### Record list
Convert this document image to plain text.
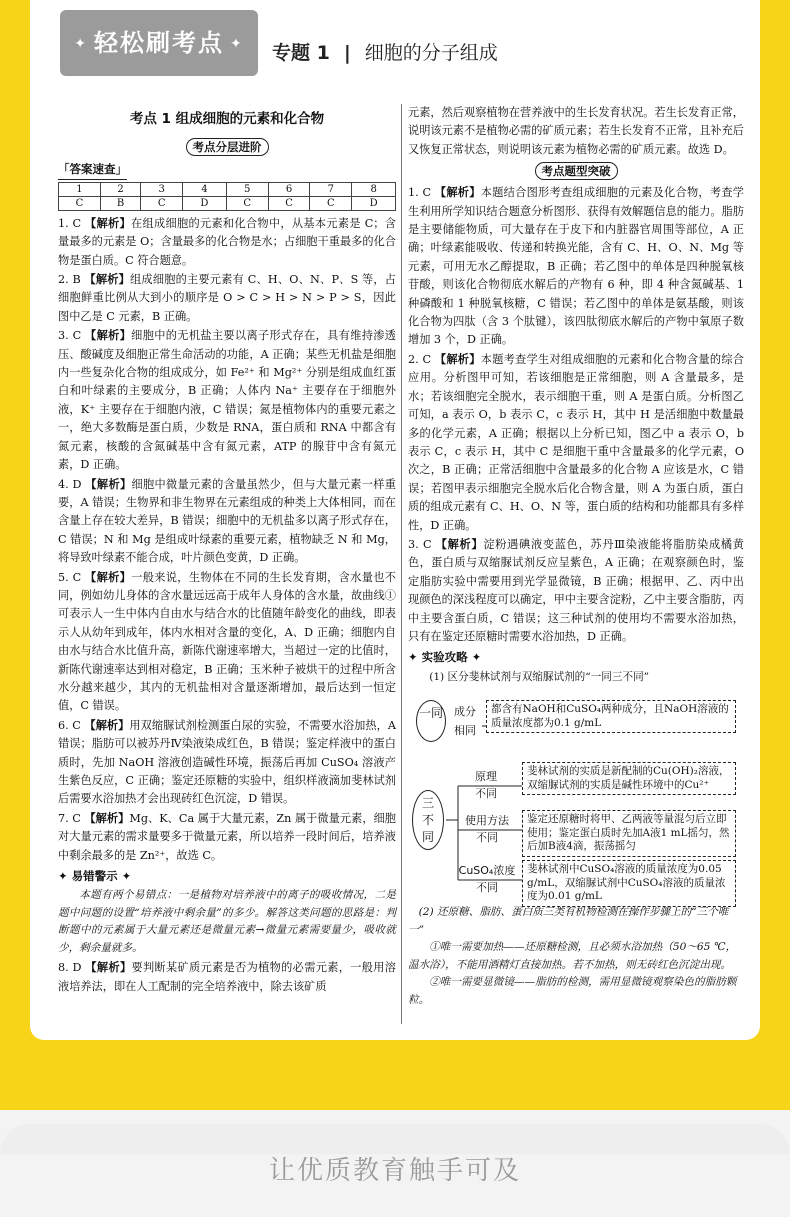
✦ 轻松刷考点 ✦	专题 1 | 细胞的分子组成
考点 1 组成细胞的元素和化合物
考点分层进阶
「答案速查」
1	2	3	4	5	6	7	8
C	B	C	D	C	C	C	D
1. C 【解析】在组成细胞的元素和化合物中，从基本元素是 C；含量最多的元素是 O；含量最多的化合物是水；占细胞干重最多的化合物是蛋白质。C 符合题意。
2. B 【解析】组成细胞的主要元素有 C、H、O、N、P、S 等，占细胞鲜重比例从大到小的顺序是 O > C > H > N > P > S，因此图中乙是 C 元素，B 正确。
3. C 【解析】细胞中的无机盐主要以离子形式存在，具有维持渗透压、酸碱度及细胞正常生命活动的功能，A 正确；某些无机盐是细胞内一些复杂化合物的组成成分，如 Fe²⁺ 和 Mg²⁺ 分别是组成血红蛋白和叶绿素的主要成分，B 正确；人体内 Na⁺ 主要存在于细胞外液，K⁺ 主要存在于细胞内液，C 错误；氮是植物体内的重要元素之一，绝大多数酶是蛋白质，少数是 RNA，蛋白质和 RNA 中都含有氮元素，核酸的含氮碱基中含有氮元素，ATP 的腺苷中含有氮元素，D 正确。
4. D 【解析】细胞中微量元素的含量虽然少，但与大量元素一样重要，A 错误；生物界和非生物界在元素组成的种类上大体相同，而在含量上存在较大差异，B 错误；细胞中的无机盐多以离子形式存在，C 错误；N 和 Mg 是组成叶绿素的重要元素，植物缺乏 N 和 Mg，将导致叶绿素不能合成，叶片颜色变黄，D 正确。
5. C 【解析】一般来说，生物体在不同的生长发育期，含水量也不同，例如幼儿身体的含水量远远高于成年人身体的含水量，故曲线①可表示人一生中体内自由水与结合水的比值随年龄变化的曲线，即表示人从幼年到成年，体内水相对含量的变化，A、D 正确；细胞内自由水与结合水比值升高，新陈代谢速率增大，当超过一定的比值时，新陈代谢速率达到相对稳定，B 正确；玉米种子被烘干的过程中所含水分越来越少，其内的无机盐相对含量逐渐增加，最后达到一恒定值，C 错误。
6. C 【解析】用双缩脲试剂检测蛋白尿的实验，不需要水浴加热，A 错误；脂肪可以被苏丹Ⅳ染液染成红色，B 错误；鉴定样液中的蛋白质时，先加 NaOH 溶液创造碱性环境，振荡后再加 CuSO₄ 溶液产生紫色反应，C 正确；鉴定还原糖的实验中，组织样液滴加斐林试剂后需要水浴加热才会出现砖红色沉淀，D 错误。
7. C 【解析】Mg、K、Ca 属于大量元素，Zn 属于微量元素，细胞对大量元素的需求量要多于微量元素，所以培养一段时间后，培养液中剩余最多的是 Zn²⁺，故选 C。
✦ 易错警示 ✦
本题有两个易错点：一是植物对培养液中的离子的吸收情况，二是题中问题的设置“培养液中剩余量”的多少。解答这类问题的思路是：判断题中的元素属于大量元素还是微量元素→微量元素需要量少，吸收就少，剩余量就多。
8. D 【解析】要判断某矿质元素是否为植物的必需元素，一般用溶液培养法，即在人工配制的完全培养液中，除去该矿质
元素，然后观察植物在营养液中的生长发育状况。若生长发育正常，说明该元素不是植物必需的矿质元素；若生长发育不正常，且补充后又恢复正常状态，则说明该元素为植物必需的矿质元素。故选 D。
考点题型突破
1. C 【解析】本题结合图形考查组成细胞的元素及化合物，考查学生利用所学知识结合题意分析图形、获得有效解题信息的能力。脂肪是主要储能物质，可大量存在于皮下和内脏器官周围等部位，A 正确；叶绿素能吸收、传递和转换光能，含有 C、H、O、N、Mg 等元素，可用无水乙醇提取，B 正确；若乙图中的单体是四种脱氧核苷酸，则该化合物彻底水解后的产物有 6 种，即 4 种含氮碱基、1 种磷酸和 1 种脱氧核糖，C 错误；若乙图中的单体是氨基酸，则该化合物为四肽（含 3 个肽键），该四肽彻底水解后的产物中氧原子数增加 3 个，D 正确。
2. C 【解析】本题考查学生对组成细胞的元素和化合物含量的综合应用。分析图甲可知，若该细胞是正常细胞，则 A 含量最多，是水；若该细胞完全脱水，表示细胞干重，则 A 是蛋白质。分析图乙可知，a 表示 O，b 表示 C，c 表示 H，其中 H 是活细胞中数量最多的化学元素，A 正确；根据以上分析已知，图乙中 a 表示 O，b 表示 C，c 表示 H，其中 C 是细胞干重中含量最多的化学元素，O 次之，B 正确；正常活细胞中含量最多的化合物 A 应该是水，C 错误；若图甲表示细胞完全脱水后化合物含量，则 A 为蛋白质，蛋白质的组成元素有 C、H、O、N 等，蛋白质的结构和功能都具有多样性，D 正确。
3. C 【解析】淀粉遇碘液变蓝色，苏丹Ⅲ染液能将脂肪染成橘黄色，蛋白质与双缩脲试剂反应呈紫色，A 正确；在观察颜色时，鉴定脂肪实验中需要用到光学显微镜，B 正确；根据甲、乙、丙中出现颜色的深浅程度可以确定，甲中主要含淀粉，乙中主要含脂肪，丙中主要含蛋白质，C 错误；这三种试剂的使用均不需要水浴加热，只有在鉴定还原糖时需要水浴加热，D 正确。
✦ 实验攻略 ✦
(1) 区分斐林试剂与双缩脲试剂的“一同三不同”
一同	成分
相同
都含有NaOH和CuSO₄两种成分，且NaOH溶液的质量浓度都为0.1 g/mL
三不同
原理
不同
斐林试剂的实质是新配制的Cu(OH)₂溶液，双缩脲试剂的实质是碱性环境中的Cu²⁺
使用方法
不同
鉴定还原糖时将甲、乙两液等量混匀后立即使用；鉴定蛋白质时先加A液1 mL摇匀，然后加B液4滴，振荡摇匀
CuSO₄浓度
不同
斐林试剂中CuSO₄溶液的质量浓度为0.05 g/mL，双缩脲试剂中CuSO₄溶液的质量浓度为0.01 g/mL
(2) 还原糖、脂肪、蛋白质三类有机物检测在操作步骤上的“三个唯一”
①唯一需要加热——还原糖检测，且必须水浴加热（50～65 ℃，温水浴），不能用酒精灯直接加热。若不加热，则无砖红色沉淀出现。
②唯一需要显微镜——脂肪的检测，需用显微镜观察染色的脂肪颗粒。
让优质教育触手可及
######
# What the exercise asks
Copy every entry word for word, but omit the pictures.

# Right answer
Convert this document image to plain text.
✦ 轻松刷考点 ✦	专题 1 | 细胞的分子组成
考点 1 组成细胞的元素和化合物
考点分层进阶
「答案速查」
1	2	3	4	5	6	7	8
C	B	C	D	C	C	C	D
1. C 【解析】在组成细胞的元素和化合物中，从基本元素是 C；含量最多的元素是 O；含量最多的化合物是水；占细胞干重最多的化合物是蛋白质。C 符合题意。
2. B 【解析】组成细胞的主要元素有 C、H、O、N、P、S 等，占细胞鲜重比例从大到小的顺序是 O > C > H > N > P > S，因此图中乙是 C 元素，B 正确。
3. C 【解析】细胞中的无机盐主要以离子形式存在，具有维持渗透压、酸碱度及细胞正常生命活动的功能，A 正确；某些无机盐是细胞内一些复杂化合物的组成成分，如 Fe²⁺ 和 Mg²⁺ 分别是组成血红蛋白和叶绿素的主要成分，B 正确；人体内 Na⁺ 主要存在于细胞外液，K⁺ 主要存在于细胞内液，C 错误；氮是植物体内的重要元素之一，绝大多数酶是蛋白质，少数是 RNA，蛋白质和 RNA 中都含有氮元素，核酸的含氮碱基中含有氮元素，ATP 的腺苷中含有氮元素，D 正确。
4. D 【解析】细胞中微量元素的含量虽然少，但与大量元素一样重要，A 错误；生物界和非生物界在元素组成的种类上大体相同，而在含量上存在较大差异，B 错误；细胞中的无机盐多以离子形式存在，C 错误；N 和 Mg 是组成叶绿素的重要元素，植物缺乏 N 和 Mg，将导致叶绿素不能合成，叶片颜色变黄，D 正确。
5. C 【解析】一般来说，生物体在不同的生长发育期，含水量也不同，例如幼儿身体的含水量远远高于成年人身体的含水量，故曲线①可表示人一生中体内自由水与结合水的比值随年龄变化的曲线，即表示人从幼年到成年，体内水相对含量的变化，A、D 正确；细胞内自由水与结合水比值升高，新陈代谢速率增大，当超过一定的比值时，新陈代谢速率达到相对稳定，B 正确；玉米种子被烘干的过程中所含水分越来越少，其内的无机盐相对含量逐渐增加，最后达到一恒定值，C 错误。
6. C 【解析】用双缩脲试剂检测蛋白尿的实验，不需要水浴加热，A 错误；脂肪可以被苏丹Ⅳ染液染成红色，B 错误；鉴定样液中的蛋白质时，先加 NaOH 溶液创造碱性环境，振荡后再加 CuSO₄ 溶液产生紫色反应，C 正确；鉴定还原糖的实验中，组织样液滴加斐林试剂后需要水浴加热才会出现砖红色沉淀，D 错误。
7. C 【解析】Mg、K、Ca 属于大量元素，Zn 属于微量元素，细胞对大量元素的需求量要多于微量元素，所以培养一段时间后，培养液中剩余最多的是 Zn²⁺，故选 C。
✦ 易错警示 ✦
本题有两个易错点：一是植物对培养液中的离子的吸收情况，二是题中问题的设置“培养液中剩余量”的多少。解答这类问题的思路是：判断题中的元素属于大量元素还是微量元素→微量元素需要量少，吸收就少，剩余量就多。
8. D 【解析】要判断某矿质元素是否为植物的必需元素，一般用溶液培养法，即在人工配制的完全培养液中，除去该矿质
元素，然后观察植物在营养液中的生长发育状况。若生长发育正常，说明该元素不是植物必需的矿质元素；若生长发育不正常，且补充后又恢复正常状态，则说明该元素为植物必需的矿质元素。故选 D。
考点题型突破
1. C 【解析】本题结合图形考查组成细胞的元素及化合物，考查学生利用所学知识结合题意分析图形、获得有效解题信息的能力。脂肪是主要储能物质，可大量存在于皮下和内脏器官周围等部位，A 正确；叶绿素能吸收、传递和转换光能，含有 C、H、O、N、Mg 等元素，可用无水乙醇提取，B 正确；若乙图中的单体是四种脱氧核苷酸，则该化合物彻底水解后的产物有 6 种，即 4 种含氮碱基、1 种磷酸和 1 种脱氧核糖，C 错误；若乙图中的单体是氨基酸，则该化合物为四肽（含 3 个肽键），该四肽彻底水解后的产物中氧原子数增加 3 个，D 正确。
2. C 【解析】本题考查学生对组成细胞的元素和化合物含量的综合应用。分析图甲可知，若该细胞是正常细胞，则 A 含量最多，是水；若该细胞完全脱水，表示细胞干重，则 A 是蛋白质。分析图乙可知，a 表示 O，b 表示 C，c 表示 H，其中 H 是活细胞中数量最多的化学元素，A 正确；根据以上分析已知，图乙中 a 表示 O，b 表示 C，c 表示 H，其中 C 是细胞干重中含量最多的化学元素，O 次之，B 正确；正常活细胞中含量最多的化合物 A 应该是水，C 错误；若图甲表示细胞完全脱水后化合物含量，则 A 为蛋白质，蛋白质的组成元素有 C、H、O、N 等，蛋白质的结构和功能都具有多样性，D 正确。
3. C 【解析】淀粉遇碘液变蓝色，苏丹Ⅲ染液能将脂肪染成橘黄色，蛋白质与双缩脲试剂反应呈紫色，A 正确；在观察颜色时，鉴定脂肪实验中需要用到光学显微镜，B 正确；根据甲、乙、丙中出现颜色的深浅程度可以确定，甲中主要含淀粉，乙中主要含脂肪，丙中主要含蛋白质，C 错误；这三种试剂的使用均不需要水浴加热，只有在鉴定还原糖时需要水浴加热，D 正确。
✦ 实验攻略 ✦
(1) 区分斐林试剂与双缩脲试剂的“一同三不同”
一同	成分
相同
都含有NaOH和CuSO₄两种成分，且NaOH溶液的质量浓度都为0.1 g/mL
三不同
原理
不同
斐林试剂的实质是新配制的Cu(OH)₂溶液，双缩脲试剂的实质是碱性环境中的Cu²⁺
使用方法
不同
鉴定还原糖时将甲、乙两液等量混匀后立即使用；鉴定蛋白质时先加A液1 mL摇匀，然后加B液4滴，振荡摇匀
CuSO₄浓度
不同
斐林试剂中CuSO₄溶液的质量浓度为0.05 g/mL，双缩脲试剂中CuSO₄溶液的质量浓度为0.01 g/mL
(2) 还原糖、脂肪、蛋白质三类有机物检测在操作步骤上的“三个唯一”
①唯一需要加热——还原糖检测，且必须水浴加热（50～65 ℃，温水浴），不能用酒精灯直接加热。若不加热，则无砖红色沉淀出现。
②唯一需要显微镜——脂肪的检测，需用显微镜观察染色的脂肪颗粒。
让优质教育触手可及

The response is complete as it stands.